begin

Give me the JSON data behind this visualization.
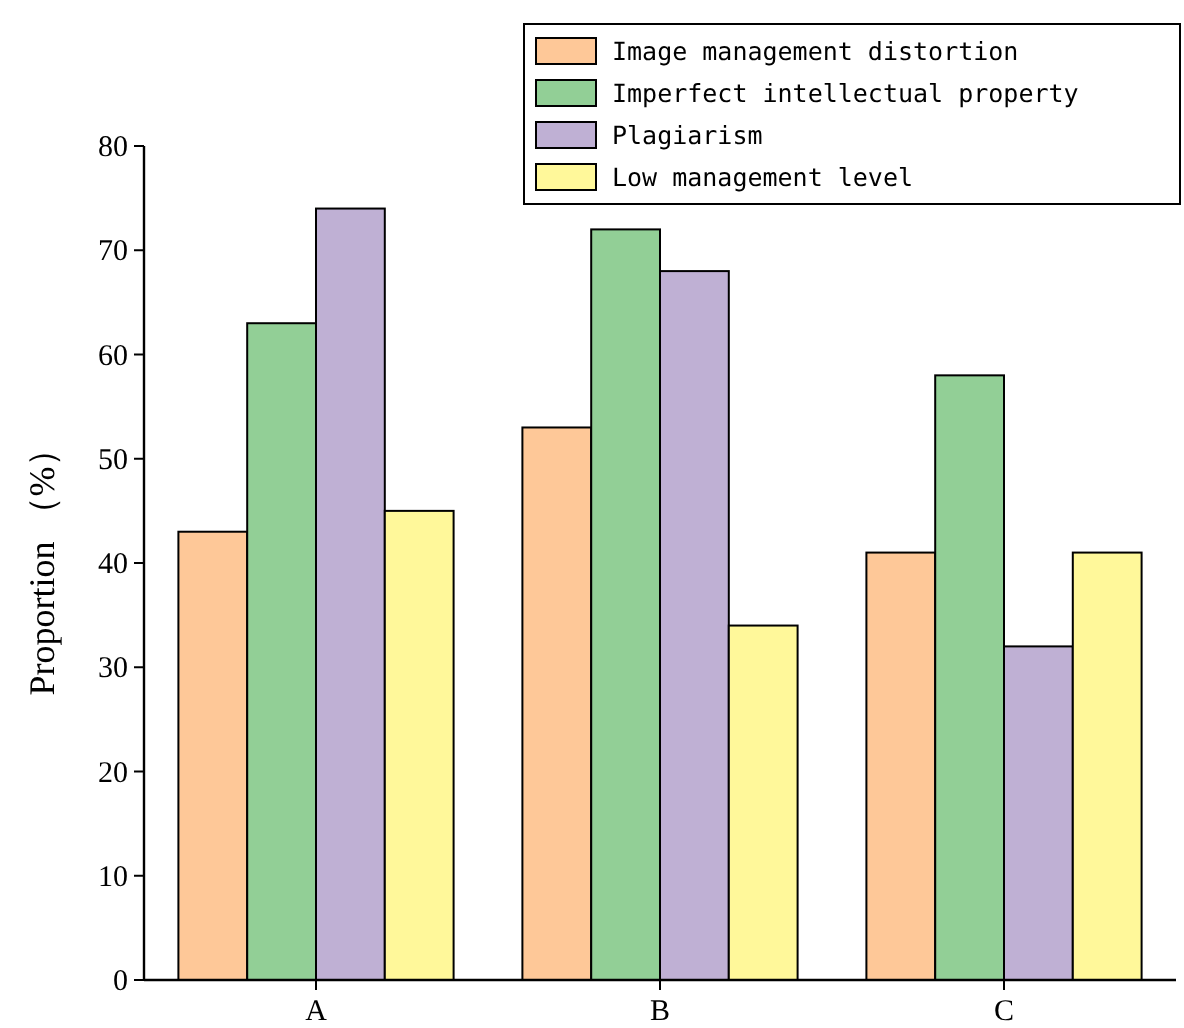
{
  "chart_data": {
    "type": "bar",
    "ylabel": "Proportion （%）",
    "categories": [
      "A",
      "B",
      "C"
    ],
    "series": [
      {
        "name": "Image management distortion",
        "color": "#fec898",
        "values": [
          43,
          53,
          41
        ]
      },
      {
        "name": "Imperfect intellectual property",
        "color": "#92cf96",
        "values": [
          63,
          72,
          58
        ]
      },
      {
        "name": "Plagiarism",
        "color": "#bfb0d4",
        "values": [
          74,
          68,
          32
        ]
      },
      {
        "name": "Low management level",
        "color": "#fff89a",
        "values": [
          45,
          34,
          41
        ]
      }
    ],
    "ylim": [
      0,
      80
    ],
    "yticks": [
      0,
      10,
      20,
      30,
      40,
      50,
      60,
      70,
      80
    ],
    "grid": false,
    "legend": "top right"
  }
}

end

**WRITTEN EXERCISE**
Quote the entries above word for word. Leave the images out.

**ANSWER TO THIS EXERCISE**
Give me the JSON data behind this visualization.
{
  "chart_data": {
    "type": "bar",
    "ylabel": "Proportion （%）",
    "categories": [
      "A",
      "B",
      "C"
    ],
    "series": [
      {
        "name": "Image management distortion",
        "color": "#fec898",
        "values": [
          43,
          53,
          41
        ]
      },
      {
        "name": "Imperfect intellectual property",
        "color": "#92cf96",
        "values": [
          63,
          72,
          58
        ]
      },
      {
        "name": "Plagiarism",
        "color": "#bfb0d4",
        "values": [
          74,
          68,
          32
        ]
      },
      {
        "name": "Low management level",
        "color": "#fff89a",
        "values": [
          45,
          34,
          41
        ]
      }
    ],
    "ylim": [
      0,
      80
    ],
    "yticks": [
      0,
      10,
      20,
      30,
      40,
      50,
      60,
      70,
      80
    ],
    "grid": false,
    "legend": "top right"
  }
}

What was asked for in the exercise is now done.